### [MATERIAL FOR THE TASK]
+===+

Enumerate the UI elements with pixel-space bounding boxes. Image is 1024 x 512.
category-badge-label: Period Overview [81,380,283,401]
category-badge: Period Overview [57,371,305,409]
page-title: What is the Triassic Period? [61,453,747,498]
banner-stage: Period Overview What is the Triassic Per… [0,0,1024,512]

+===+

### [GIVEN INSTRUCTION]
Lay out the records above as a two-column CSV headed input and output, one row per record. Put its text in input and its answer in output, each as a single quoted field with line breaks replaced by spaces.

### [CORRECT RESULT]
input,output
"Enumerate the UI elements with pixel-space bounding boxes. Image is 1024 x 512.","category-badge-label: Period Overview [81,380,283,401] category-badge: Period Overview [57,371,305,409] page-title: What is the Triassic Period? [61,453,747,498] banner-stage: Period Overview What is the Triassic Per… [0,0,1024,512]"